● Your goal: Repeat all of the material exactly as given.

Figure dataset records:
"""
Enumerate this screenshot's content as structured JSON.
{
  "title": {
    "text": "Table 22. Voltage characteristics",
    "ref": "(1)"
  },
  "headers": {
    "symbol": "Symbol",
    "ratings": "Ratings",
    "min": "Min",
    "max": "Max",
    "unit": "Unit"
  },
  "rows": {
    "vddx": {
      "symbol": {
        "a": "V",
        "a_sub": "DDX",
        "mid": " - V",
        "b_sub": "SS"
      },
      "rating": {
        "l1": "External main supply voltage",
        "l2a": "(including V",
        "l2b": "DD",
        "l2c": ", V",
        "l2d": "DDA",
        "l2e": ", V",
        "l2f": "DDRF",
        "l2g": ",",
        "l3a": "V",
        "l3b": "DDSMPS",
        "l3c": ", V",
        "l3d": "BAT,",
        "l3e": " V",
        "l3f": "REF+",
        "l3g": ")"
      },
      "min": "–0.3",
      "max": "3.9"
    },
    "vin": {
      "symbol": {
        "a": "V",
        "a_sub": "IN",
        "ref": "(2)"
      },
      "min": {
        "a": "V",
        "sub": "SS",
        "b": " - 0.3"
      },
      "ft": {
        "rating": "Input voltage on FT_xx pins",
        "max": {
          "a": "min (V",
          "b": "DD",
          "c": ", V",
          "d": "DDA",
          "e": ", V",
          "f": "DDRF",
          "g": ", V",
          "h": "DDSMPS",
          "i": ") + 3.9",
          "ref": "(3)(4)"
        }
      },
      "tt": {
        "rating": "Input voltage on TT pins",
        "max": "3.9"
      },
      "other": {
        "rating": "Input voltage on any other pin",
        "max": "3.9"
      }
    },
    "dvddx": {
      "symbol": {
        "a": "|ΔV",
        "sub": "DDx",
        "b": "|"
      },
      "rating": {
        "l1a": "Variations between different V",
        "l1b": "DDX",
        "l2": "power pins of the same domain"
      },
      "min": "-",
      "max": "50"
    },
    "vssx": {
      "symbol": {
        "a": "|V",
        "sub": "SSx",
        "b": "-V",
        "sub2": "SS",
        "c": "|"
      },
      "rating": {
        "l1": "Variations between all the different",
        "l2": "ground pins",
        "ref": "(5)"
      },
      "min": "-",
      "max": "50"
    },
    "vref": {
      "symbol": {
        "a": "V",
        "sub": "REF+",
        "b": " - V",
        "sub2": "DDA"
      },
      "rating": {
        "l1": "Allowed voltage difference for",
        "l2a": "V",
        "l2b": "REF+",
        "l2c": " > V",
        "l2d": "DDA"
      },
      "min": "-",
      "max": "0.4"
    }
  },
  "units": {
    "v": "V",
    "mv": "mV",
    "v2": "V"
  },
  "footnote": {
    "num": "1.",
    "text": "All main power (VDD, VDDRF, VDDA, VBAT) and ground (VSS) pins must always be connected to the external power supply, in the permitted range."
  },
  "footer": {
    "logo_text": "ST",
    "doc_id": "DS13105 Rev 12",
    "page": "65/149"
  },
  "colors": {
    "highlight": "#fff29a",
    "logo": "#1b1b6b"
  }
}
"""
● Exercise response:
Enumerate this screenshot's content as structured JSON.
{
  "title": {
    "text": "Table 22. Voltage characteristics",
    "ref": "(1)"
  },
  "headers": {
    "symbol": "Symbol",
    "ratings": "Ratings",
    "min": "Min",
    "max": "Max",
    "unit": "Unit"
  },
  "rows": {
    "vddx": {
      "symbol": {
        "a": "V",
        "a_sub": "DDX",
        "mid": " - V",
        "b_sub": "SS"
      },
      "rating": {
        "l1": "External main supply voltage",
        "l2a": "(including V",
        "l2b": "DD",
        "l2c": ", V",
        "l2d": "DDA",
        "l2e": ", V",
        "l2f": "DDRF",
        "l2g": ",",
        "l3a": "V",
        "l3b": "DDSMPS",
        "l3c": ", V",
        "l3d": "BAT,",
        "l3e": " V",
        "l3f": "REF+",
        "l3g": ")"
      },
      "min": "–0.3",
      "max": "3.9"
    },
    "vin": {
      "symbol": {
        "a": "V",
        "a_sub": "IN",
        "ref": "(2)"
      },
      "min": {
        "a": "V",
        "sub": "SS",
        "b": " - 0.3"
      },
      "ft": {
        "rating": "Input voltage on FT_xx pins",
        "max": {
          "a": "min (V",
          "b": "DD",
          "c": ", V",
          "d": "DDA",
          "e": ", V",
          "f": "DDRF",
          "g": ", V",
          "h": "DDSMPS",
          "i": ") + 3.9",
          "ref": "(3)(4)"
        }
      },
      "tt": {
        "rating": "Input voltage on TT pins",
        "max": "3.9"
      },
      "other": {
        "rating": "Input voltage on any other pin",
        "max": "3.9"
      }
    },
    "dvddx": {
      "symbol": {
        "a": "|ΔV",
        "sub": "DDx",
        "b": "|"
      },
      "rating": {
        "l1a": "Variations between different V",
        "l1b": "DDX",
        "l2": "power pins of the same domain"
      },
      "min": "-",
      "max": "50"
    },
    "vssx": {
      "symbol": {
        "a": "|V",
        "sub": "SSx",
        "b": "-V",
        "sub2": "SS",
        "c": "|"
      },
      "rating": {
        "l1": "Variations between all the different",
        "l2": "ground pins",
        "ref": "(5)"
      },
      "min": "-",
      "max": "50"
    },
    "vref": {
      "symbol": {
        "a": "V",
        "sub": "REF+",
        "b": " - V",
        "sub2": "DDA"
      },
      "rating": {
        "l1": "Allowed voltage difference for",
        "l2a": "V",
        "l2b": "REF+",
        "l2c": " > V",
        "l2d": "DDA"
      },
      "min": "-",
      "max": "0.4"
    }
  },
  "units": {
    "v": "V",
    "mv": "mV",
    "v2": "V"
  },
  "footnote": {
    "num": "1.",
    "text": "All main power (VDD, VDDRF, VDDA, VBAT) and ground (VSS) pins must always be connected to the external power supply, in the permitted range."
  },
  "footer": {
    "logo_text": "ST",
    "doc_id": "DS13105 Rev 12",
    "page": "65/149"
  },
  "colors": {
    "highlight": "#fff29a",
    "logo": "#1b1b6b"
  }
}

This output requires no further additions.